# Objective:
Locate the word "todos" in the material, then show every line that holds it.

** start **

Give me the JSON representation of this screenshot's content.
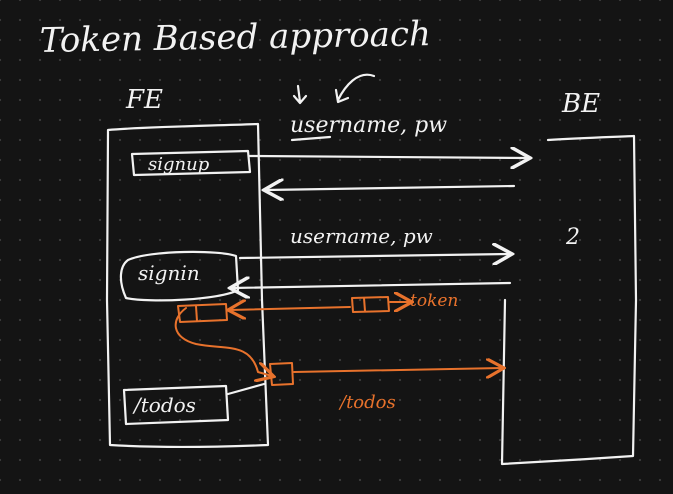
{
  "title": "Token Based approach",
  "frontend_label": "FE",
  "backend_label": "BE",
  "signup_label": "signup",
  "signin_label": "signin",
  "todos_label": "/todos",
  "credentials_top": "username, pw",
  "credentials_mid": "username, pw",
  "token_label": "token",
  "todos_request_label": "/todos",
  "colors": {
    "ink": "#f2f2f2",
    "highlight": "#e8722c",
    "background": "#141414"
  }
}
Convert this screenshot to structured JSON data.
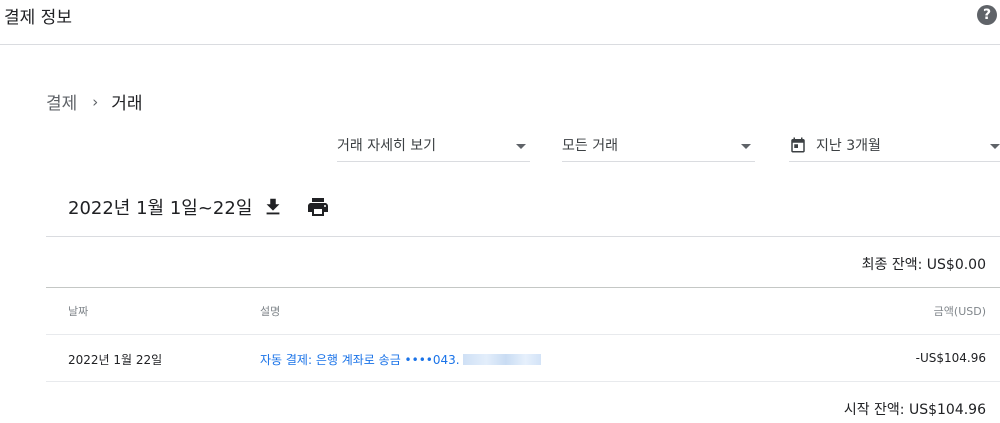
{
  "header": {
    "title": "결제 정보",
    "help_symbol": "?"
  },
  "breadcrumb": {
    "parent": "결제",
    "separator": "›",
    "current": "거래"
  },
  "filters": {
    "view": "거래 자세히 보기",
    "type": "모든 거래",
    "date_range": "지난 3개월"
  },
  "summary": {
    "range_title": "2022년 1월 1일~22일",
    "ending_balance": "최종 잔액: US$0.00",
    "starting_balance": "시작 잔액: US$104.96"
  },
  "table": {
    "columns": {
      "date": "날짜",
      "description": "설명",
      "amount": "금액(USD)"
    },
    "rows": [
      {
        "date": "2022년 1월 22일",
        "description": "자동 결제: 은행 계좌로 송금 ••••043.",
        "amount": "-US$104.96"
      }
    ]
  },
  "colors": {
    "link": "#1a73e8",
    "text": "#202124",
    "muted": "#5f6368",
    "divider": "#dadce0"
  },
  "icons": {
    "help": "help-icon",
    "calendar": "calendar-icon",
    "download": "download-icon",
    "print": "print-icon",
    "dropdown": "caret-down-icon"
  }
}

** end **

# Answer to the task:
  "todos_label": "/todos",
  "todos_request_label": "/todos",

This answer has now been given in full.